*Task prompt:* Single out the lines that include the word "color". Copy them.

##########

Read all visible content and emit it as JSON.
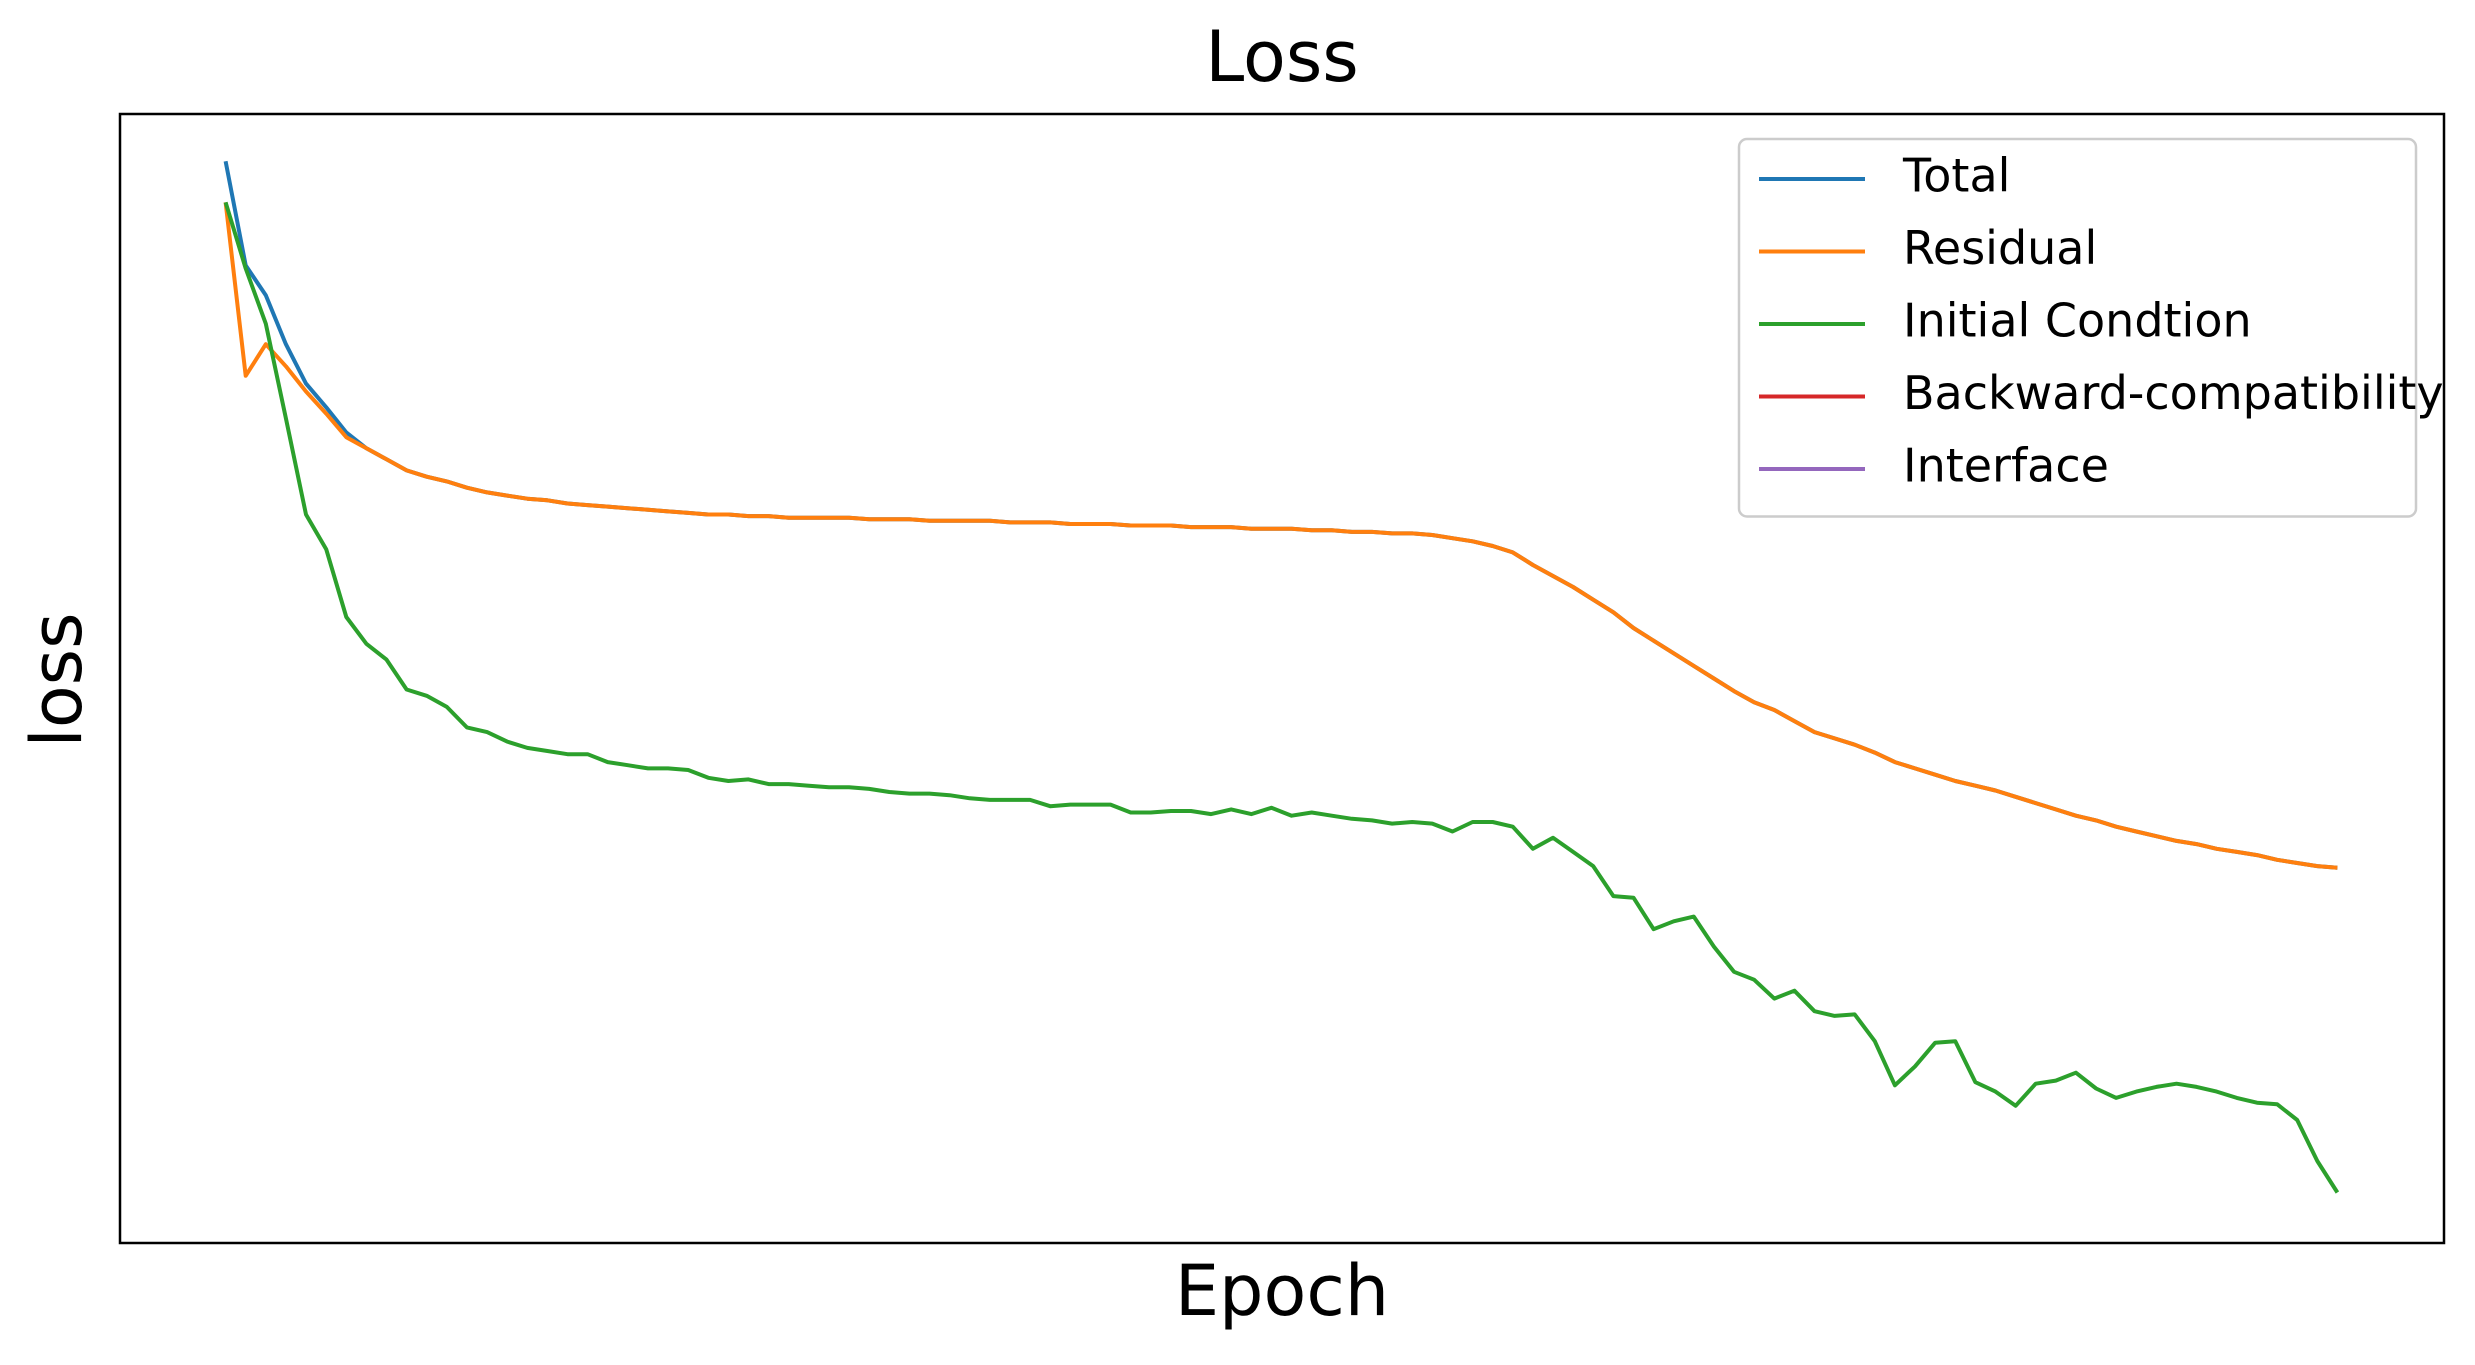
{
  "chart_data": {
    "type": "line",
    "title": "Loss",
    "x_label": "Epoch",
    "y_label": "loss",
    "x": [
      0,
      1,
      2,
      3,
      4,
      5,
      6,
      7,
      8,
      9,
      10,
      11,
      12,
      13,
      14,
      15,
      16,
      17,
      18,
      19,
      20,
      21,
      22,
      23,
      24,
      25,
      26,
      27,
      28,
      29,
      30,
      31,
      32,
      33,
      34,
      35,
      36,
      37,
      38,
      39,
      40,
      41,
      42,
      43,
      44,
      45,
      46,
      47,
      48,
      49,
      50,
      51,
      52,
      53,
      54,
      55,
      56,
      57,
      58,
      59,
      60,
      61,
      62,
      63,
      64,
      65,
      66,
      67,
      68,
      69,
      70,
      71,
      72,
      73,
      74,
      75,
      76,
      77,
      78,
      79,
      80,
      81,
      82,
      83,
      84,
      85,
      86,
      87,
      88,
      89,
      90,
      91,
      92,
      93,
      94,
      95,
      96,
      97,
      98,
      99,
      100,
      101,
      102,
      103,
      104,
      105
    ],
    "xlim": [
      -5.25,
      110.3
    ],
    "ylim": [
      0,
      716
    ],
    "legend": "upper right",
    "series": [
      {
        "name": "Total",
        "color": "#1f77b4",
        "values": [
          686,
          620,
          601,
          570,
          545,
          530,
          514,
          504,
          497,
          490,
          486,
          483,
          479,
          476,
          474,
          472,
          471,
          469,
          468,
          467,
          466,
          465,
          464,
          463,
          462,
          462,
          461,
          461,
          460,
          460,
          460,
          460,
          459,
          459,
          459,
          458,
          458,
          458,
          458,
          457,
          457,
          457,
          456,
          456,
          456,
          455,
          455,
          455,
          454,
          454,
          454,
          453,
          453,
          453,
          452,
          452,
          451,
          451,
          450,
          450,
          449,
          447,
          445,
          442,
          438,
          430,
          423,
          416,
          408,
          400,
          390,
          382,
          374,
          366,
          358,
          350,
          343,
          338,
          331,
          324,
          320,
          316,
          311,
          305,
          301,
          297,
          293,
          290,
          287,
          283,
          279,
          275,
          271,
          268,
          264,
          261,
          258,
          255,
          253,
          250,
          248,
          246,
          243,
          241,
          239,
          238
        ]
      },
      {
        "name": "Residual",
        "color": "#ff7f0e",
        "values": [
          660,
          550,
          570,
          556,
          540,
          526,
          511,
          504,
          497,
          490,
          486,
          483,
          479,
          476,
          474,
          472,
          471,
          469,
          468,
          467,
          466,
          465,
          464,
          463,
          462,
          462,
          461,
          461,
          460,
          460,
          460,
          460,
          459,
          459,
          459,
          458,
          458,
          458,
          458,
          457,
          457,
          457,
          456,
          456,
          456,
          455,
          455,
          455,
          454,
          454,
          454,
          453,
          453,
          453,
          452,
          452,
          451,
          451,
          450,
          450,
          449,
          447,
          445,
          442,
          438,
          430,
          423,
          416,
          408,
          400,
          390,
          382,
          374,
          366,
          358,
          350,
          343,
          338,
          331,
          324,
          320,
          316,
          311,
          305,
          301,
          297,
          293,
          290,
          287,
          283,
          279,
          275,
          271,
          268,
          264,
          261,
          258,
          255,
          253,
          250,
          248,
          246,
          243,
          241,
          239,
          238
        ]
      },
      {
        "name": "Initial Condtion",
        "color": "#2ca02c",
        "values": [
          660,
          618,
          583,
          523,
          462,
          440,
          397,
          380,
          370,
          351,
          347,
          340,
          327,
          324,
          318,
          314,
          312,
          310,
          310,
          305,
          303,
          301,
          301,
          300,
          295,
          293,
          294,
          291,
          291,
          290,
          289,
          289,
          288,
          286,
          285,
          285,
          284,
          282,
          281,
          281,
          281,
          277,
          278,
          278,
          278,
          273,
          273,
          274,
          274,
          272,
          275,
          272,
          276,
          271,
          273,
          271,
          269,
          268,
          266,
          267,
          266,
          261,
          267,
          267,
          264,
          250,
          257,
          248,
          239,
          220,
          219,
          199,
          204,
          207,
          188,
          172,
          167,
          155,
          160,
          147,
          144,
          145,
          128,
          100,
          112,
          127,
          128,
          102,
          96,
          87,
          101,
          103,
          108,
          98,
          92,
          96,
          99,
          101,
          99,
          96,
          92,
          89,
          88,
          78,
          52,
          32
        ]
      },
      {
        "name": "Backward-compatibility",
        "color": "#d62728",
        "values": [
          null,
          null,
          null,
          null,
          null,
          null,
          null,
          null,
          null,
          null,
          null,
          null,
          null,
          null,
          null,
          null,
          null,
          null,
          null,
          null,
          null,
          null,
          null,
          null,
          null,
          null,
          null,
          null,
          null,
          null,
          null,
          null,
          null,
          null,
          null,
          null,
          null,
          null,
          null,
          null,
          null,
          null,
          null,
          null,
          null,
          null,
          null,
          null,
          null,
          null,
          null,
          null,
          null,
          null,
          null,
          null,
          null,
          null,
          null,
          null,
          null,
          null,
          null,
          null,
          null,
          null,
          null,
          null,
          null,
          null,
          null,
          null,
          null,
          null,
          null,
          null,
          null,
          null,
          null,
          null,
          null,
          null,
          null,
          null,
          null,
          null,
          null,
          null,
          null,
          null,
          null,
          null,
          null,
          null,
          null,
          null,
          null,
          null,
          null,
          null,
          null,
          null,
          null,
          null,
          null,
          null
        ]
      },
      {
        "name": "Interface",
        "color": "#9467bd",
        "values": [
          null,
          null,
          null,
          null,
          null,
          null,
          null,
          null,
          null,
          null,
          null,
          null,
          null,
          null,
          null,
          null,
          null,
          null,
          null,
          null,
          null,
          null,
          null,
          null,
          null,
          null,
          null,
          null,
          null,
          null,
          null,
          null,
          null,
          null,
          null,
          null,
          null,
          null,
          null,
          null,
          null,
          null,
          null,
          null,
          null,
          null,
          null,
          null,
          null,
          null,
          null,
          null,
          null,
          null,
          null,
          null,
          null,
          null,
          null,
          null,
          null,
          null,
          null,
          null,
          null,
          null,
          null,
          null,
          null,
          null,
          null,
          null,
          null,
          null,
          null,
          null,
          null,
          null,
          null,
          null,
          null,
          null,
          null,
          null,
          null,
          null,
          null,
          null,
          null,
          null,
          null,
          null,
          null,
          null,
          null,
          null,
          null,
          null,
          null,
          null,
          null,
          null,
          null,
          null,
          null,
          null
        ]
      }
    ]
  }
}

##########

*Expected answer:*
        "color": "#1f77b4",
        "color": "#ff7f0e",
        "color": "#2ca02c",
        "color": "#d62728",
        "color": "#9467bd",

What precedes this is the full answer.